§ TASK GOAL
With the images removed, repeat the data below exactly.

# # # # # # #

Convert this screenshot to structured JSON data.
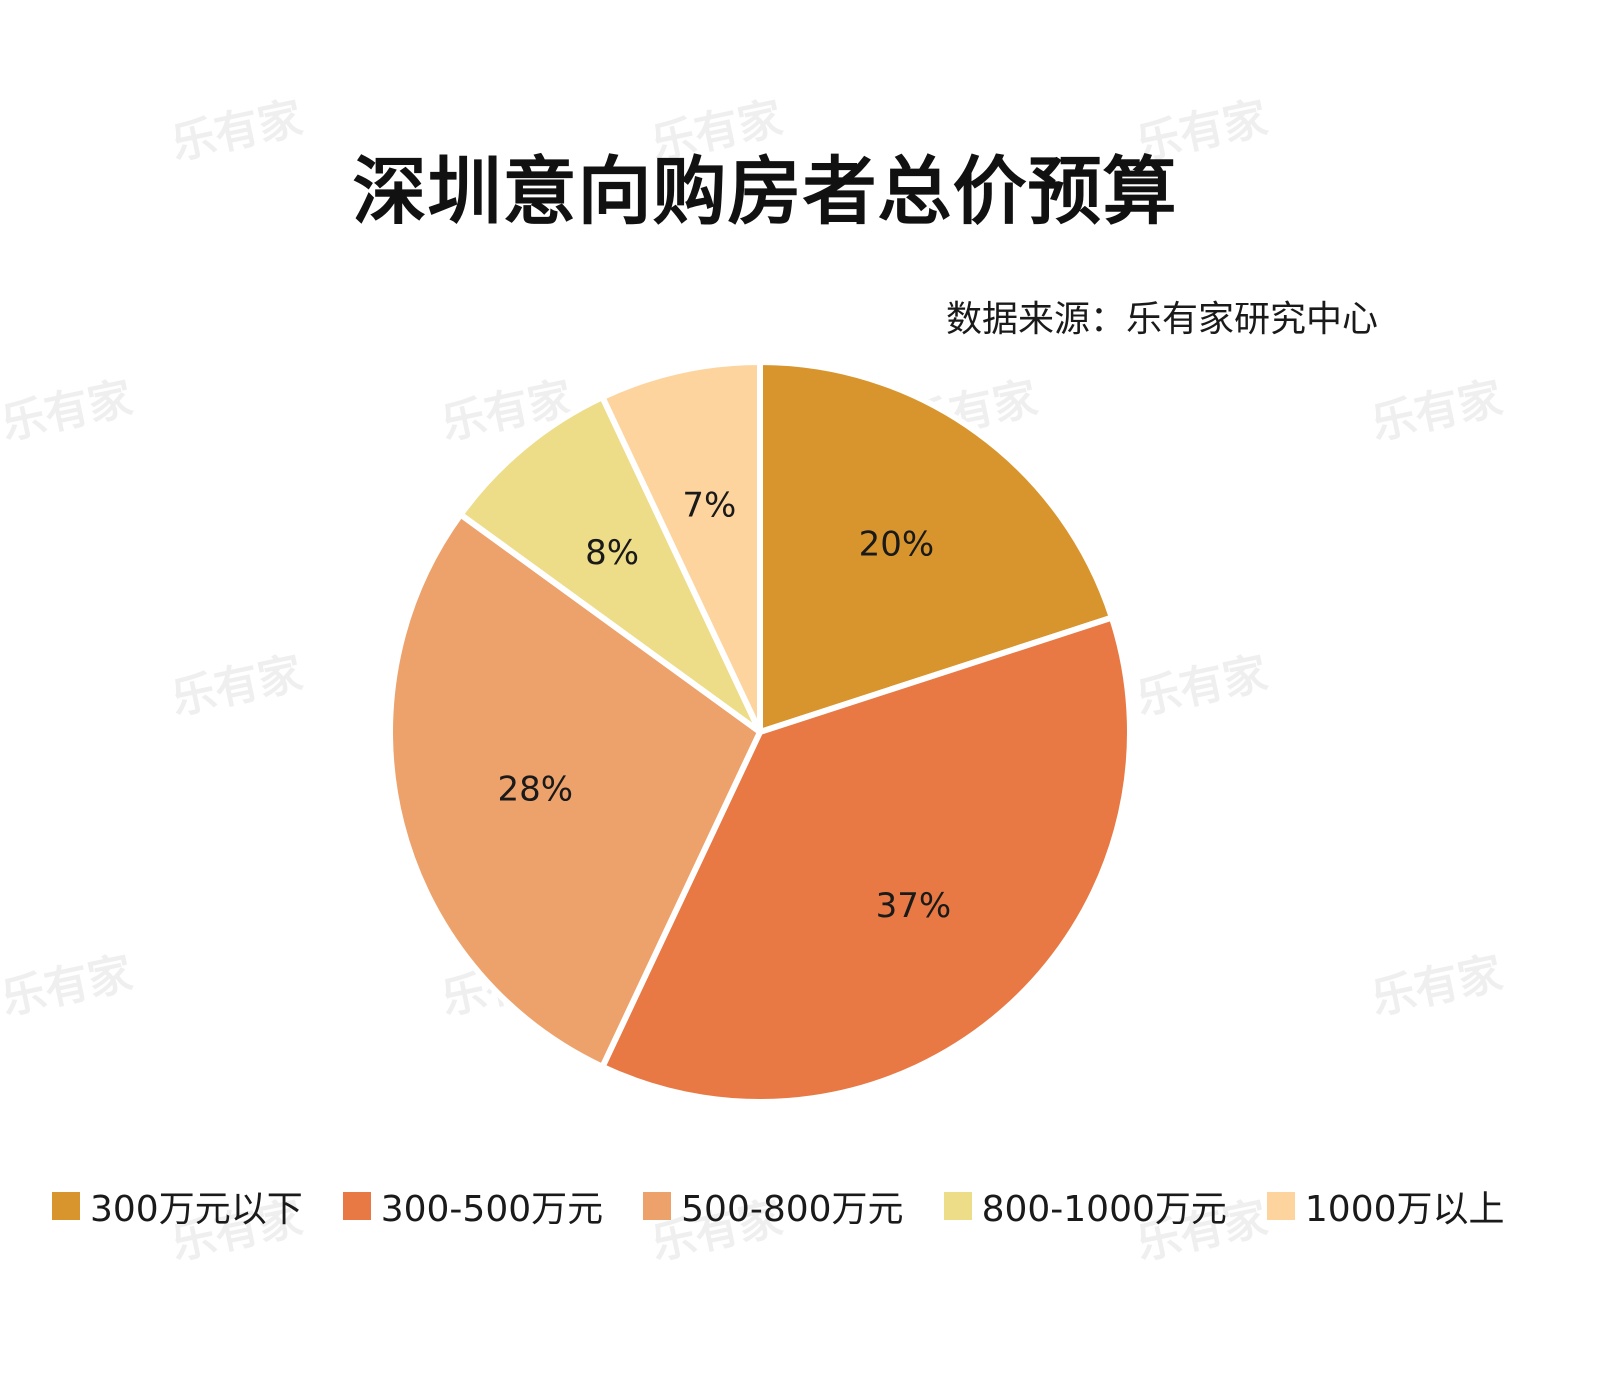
{
  "watermark": "乐有家",
  "chart_data": {
    "type": "pie",
    "title": "深圳意向购房者总价预算",
    "source": "数据来源：乐有家研究中心",
    "categories": [
      "300万元以下",
      "300-500万元",
      "500-800万元",
      "800-1000万元",
      "1000万以上"
    ],
    "values": [
      20,
      37,
      28,
      8,
      7
    ],
    "labels": [
      "20%",
      "37%",
      "28%",
      "8%",
      "7%"
    ],
    "colors": [
      "#D9952D",
      "#E87944",
      "#EDA26C",
      "#EDDC88",
      "#FDD49E"
    ],
    "start": "12 o'clock",
    "direction": "clockwise",
    "legend_position": "bottom"
  }
}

# # # # # # #

§ FULL RESPONSE
Convert this screenshot to structured JSON data.
{
  "watermark": "乐有家",
  "chart_data": {
    "type": "pie",
    "title": "深圳意向购房者总价预算",
    "source": "数据来源：乐有家研究中心",
    "categories": [
      "300万元以下",
      "300-500万元",
      "500-800万元",
      "800-1000万元",
      "1000万以上"
    ],
    "values": [
      20,
      37,
      28,
      8,
      7
    ],
    "labels": [
      "20%",
      "37%",
      "28%",
      "8%",
      "7%"
    ],
    "colors": [
      "#D9952D",
      "#E87944",
      "#EDA26C",
      "#EDDC88",
      "#FDD49E"
    ],
    "start": "12 o'clock",
    "direction": "clockwise",
    "legend_position": "bottom"
  }
}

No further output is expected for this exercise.